## Goal
Omit the images, then output each of the records below exactly.

Collection entries:
● ● ● ● ●

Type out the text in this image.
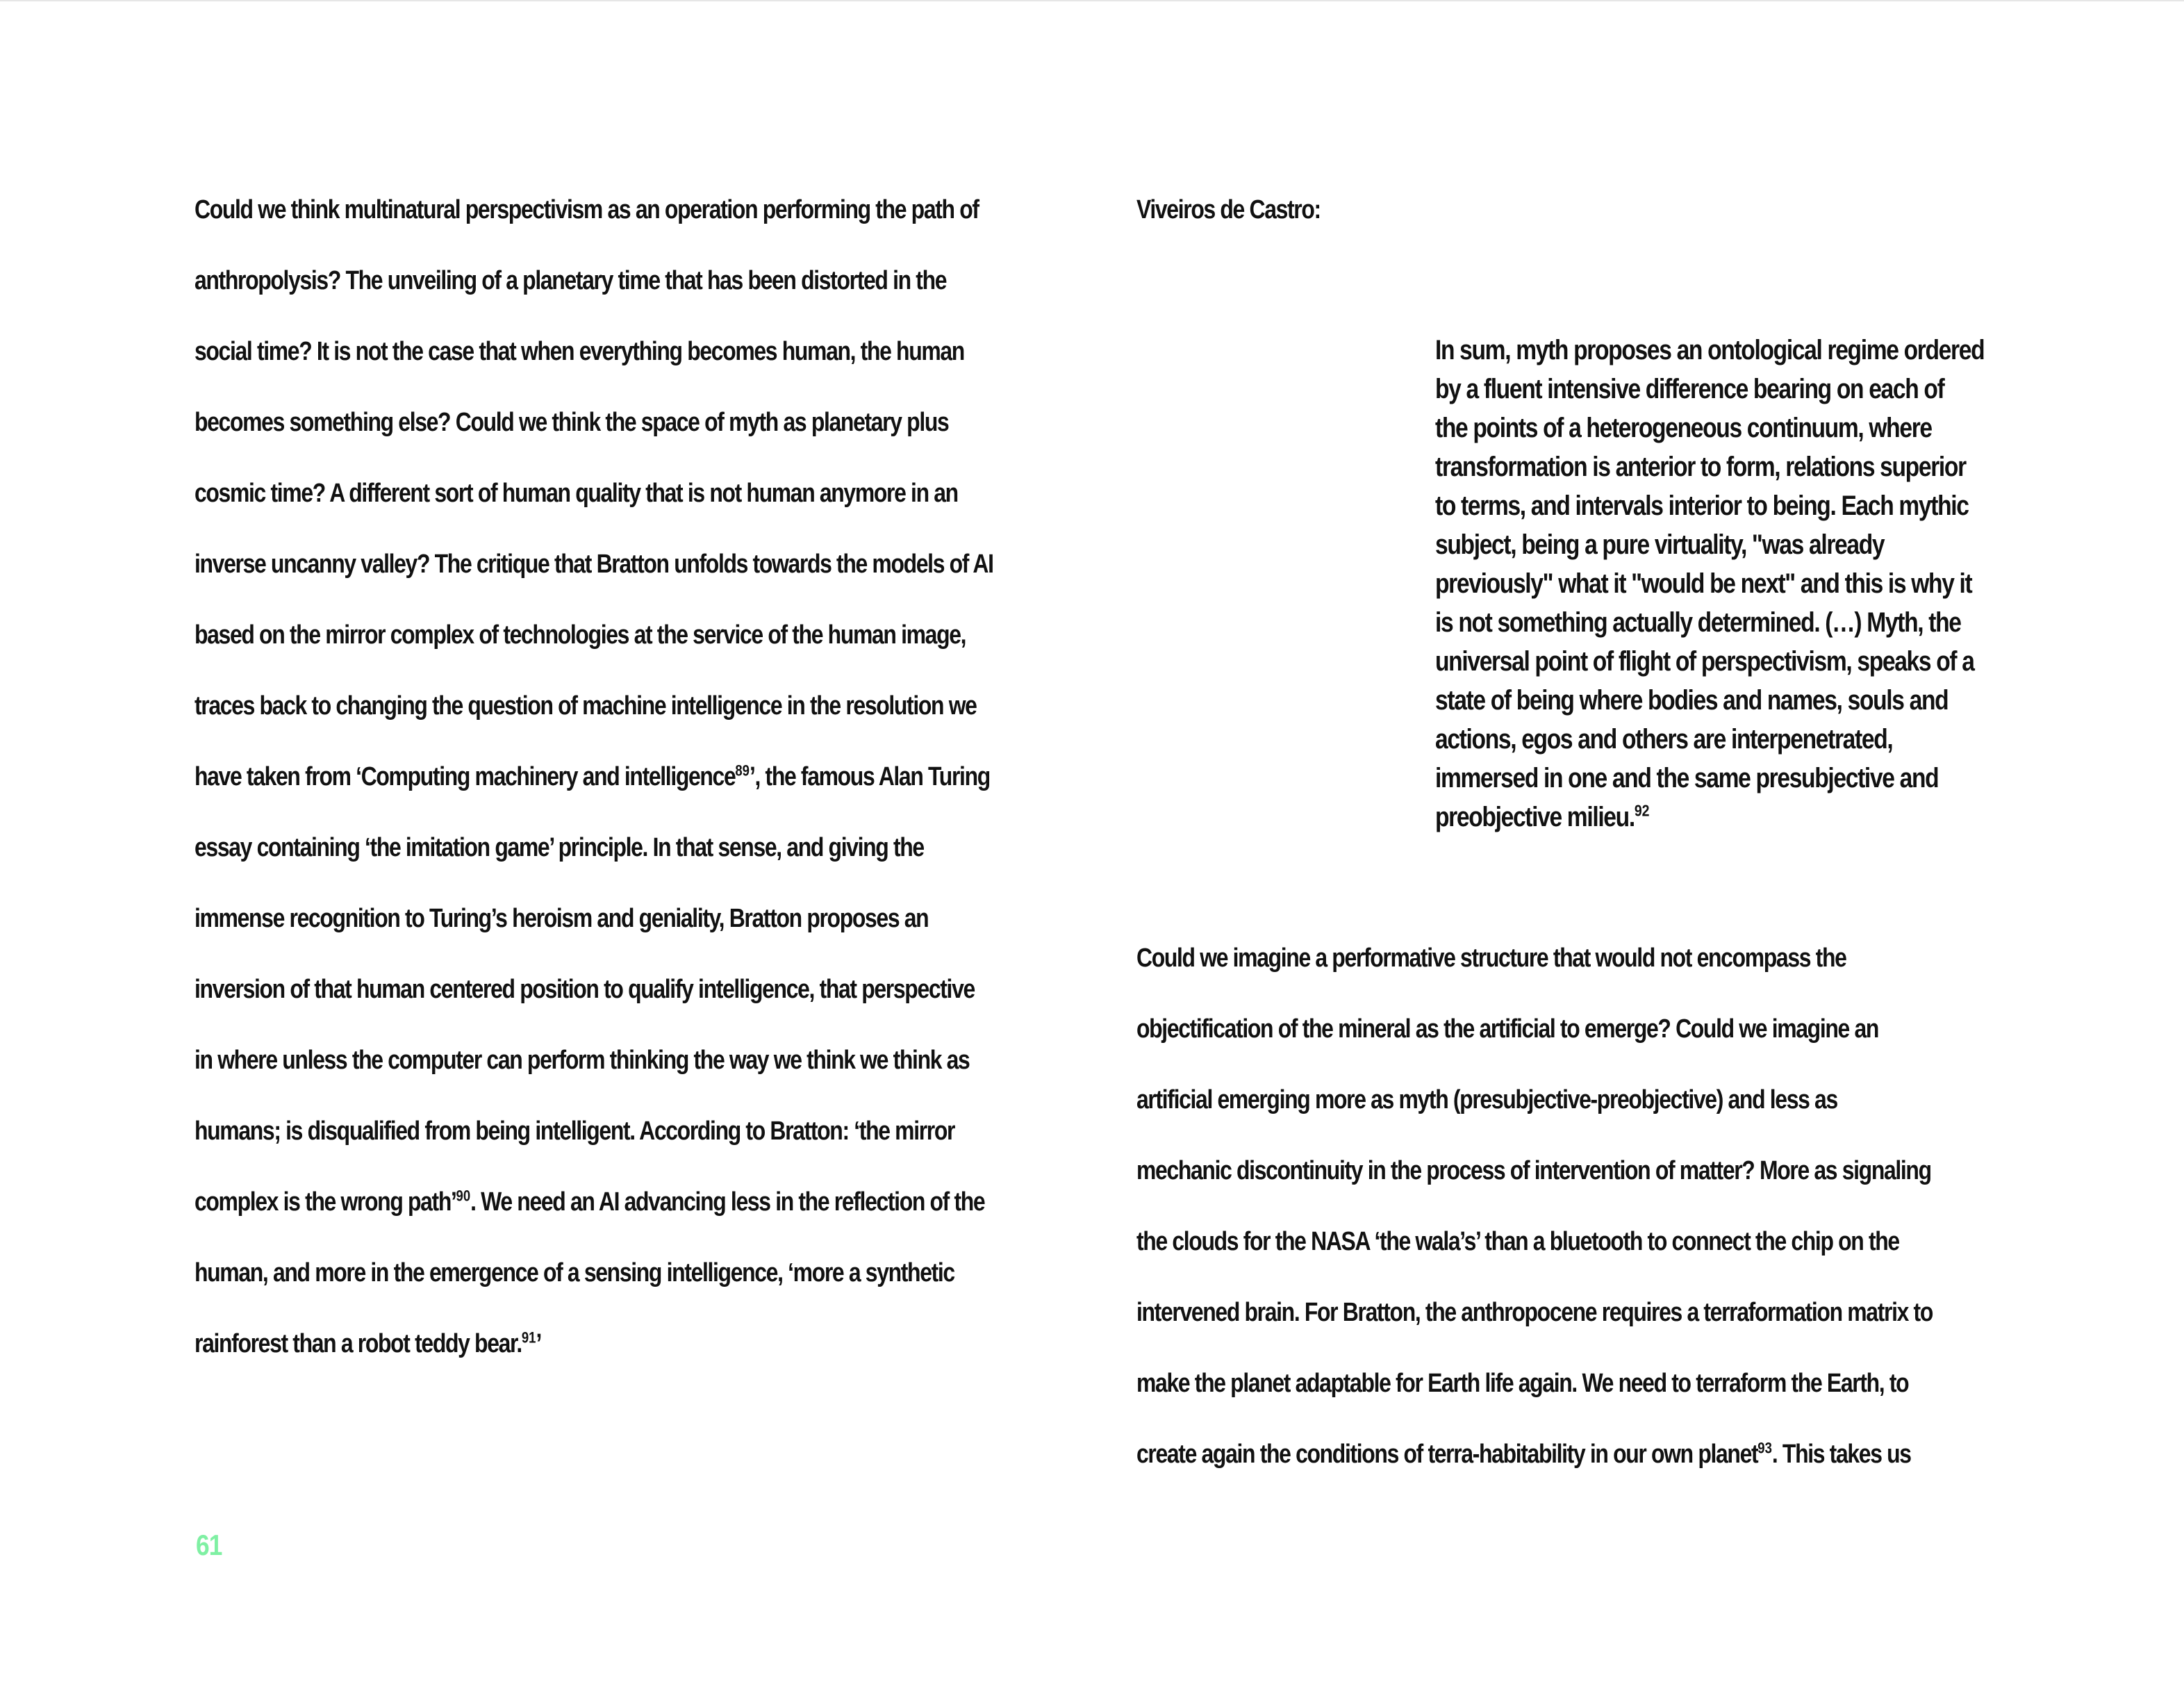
Could we think multinatural perspectivism as an operation performing the path of
anthropolysis? The unveiling of a planetary time that has been distorted in the
social time? It is not the case that when everything becomes human, the human
becomes something else? Could we think the space of myth as planetary plus
cosmic time? A different sort of human quality that is not human anymore in an
inverse uncanny valley? The critique that Bratton unfolds towards the models of AI
based on the mirror complex of technologies at the service of the human image,
traces back to changing the question of machine intelligence in the resolution we
have taken from ‘Computing machinery and intelligence$^{89}$’, the famous Alan Turing
essay containing ‘the imitation game’ principle. In that sense, and giving the
immense recognition to Turing’s heroism and geniality, Bratton proposes an
inversion of that human centered position to qualify intelligence, that perspective
in where unless the computer can perform thinking the way we think we think as
humans; is disqualified from being intelligent. According to Bratton: ‘the mirror
complex is the wrong path’$^{90}$. We need an AI advancing less in the reflection of the
human, and more in the emergence of a sensing intelligence, ‘more a synthetic
rainforest than a robot teddy bear.$^{91}$’
Viveiros de Castro:
In sum, myth proposes an ontological regime ordered
by a fluent intensive difference bearing on each of
the points of a heterogeneous continuum, where
transformation is anterior to form, relations superior
to terms, and intervals interior to being. Each mythic
subject, being a pure virtuality, "was already
previously" what it "would be next" and this is why it
is not something actually determined. (…) Myth, the
universal point of flight of perspectivism, speaks of a
state of being where bodies and names, souls and
actions, egos and others are interpenetrated,
immersed in one and the same presubjective and
preobjective milieu.$^{92}$
Could we imagine a performative structure that would not encompass the
objectification of the mineral as the artificial to emerge? Could we imagine an
artificial emerging more as myth (presubjective-preobjective) and less as
mechanic discontinuity in the process of intervention of matter? More as signaling
the clouds for the NASA ‘the wala’s’ than a bluetooth to connect the chip on the
intervened brain. For Bratton, the anthropocene requires a terraformation matrix to
make the planet adaptable for Earth life again. We need to terraform the Earth, to
create again the conditions of terra-habitability in our own planet$^{93}$. This takes us
61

● ● ● ● ●

## Expected answer
Type out the text in this image.
Could we think multinatural perspectivism as an operation performing the path of
anthropolysis? The unveiling of a planetary time that has been distorted in the
social time? It is not the case that when everything becomes human, the human
becomes something else? Could we think the space of myth as planetary plus
cosmic time? A different sort of human quality that is not human anymore in an
inverse uncanny valley? The critique that Bratton unfolds towards the models of AI
based on the mirror complex of technologies at the service of the human image,
traces back to changing the question of machine intelligence in the resolution we
have taken from ‘Computing machinery and intelligence$^{89}$’, the famous Alan Turing
essay containing ‘the imitation game’ principle. In that sense, and giving the
immense recognition to Turing’s heroism and geniality, Bratton proposes an
inversion of that human centered position to qualify intelligence, that perspective
in where unless the computer can perform thinking the way we think we think as
humans; is disqualified from being intelligent. According to Bratton: ‘the mirror
complex is the wrong path’$^{90}$. We need an AI advancing less in the reflection of the
human, and more in the emergence of a sensing intelligence, ‘more a synthetic
rainforest than a robot teddy bear.$^{91}$’
Viveiros de Castro:
In sum, myth proposes an ontological regime ordered
by a fluent intensive difference bearing on each of
the points of a heterogeneous continuum, where
transformation is anterior to form, relations superior
to terms, and intervals interior to being. Each mythic
subject, being a pure virtuality, "was already
previously" what it "would be next" and this is why it
is not something actually determined. (…) Myth, the
universal point of flight of perspectivism, speaks of a
state of being where bodies and names, souls and
actions, egos and others are interpenetrated,
immersed in one and the same presubjective and
preobjective milieu.$^{92}$
Could we imagine a performative structure that would not encompass the
objectification of the mineral as the artificial to emerge? Could we imagine an
artificial emerging more as myth (presubjective-preobjective) and less as
mechanic discontinuity in the process of intervention of matter? More as signaling
the clouds for the NASA ‘the wala’s’ than a bluetooth to connect the chip on the
intervened brain. For Bratton, the anthropocene requires a terraformation matrix to
make the planet adaptable for Earth life again. We need to terraform the Earth, to
create again the conditions of terra-habitability in our own planet$^{93}$. This takes us
61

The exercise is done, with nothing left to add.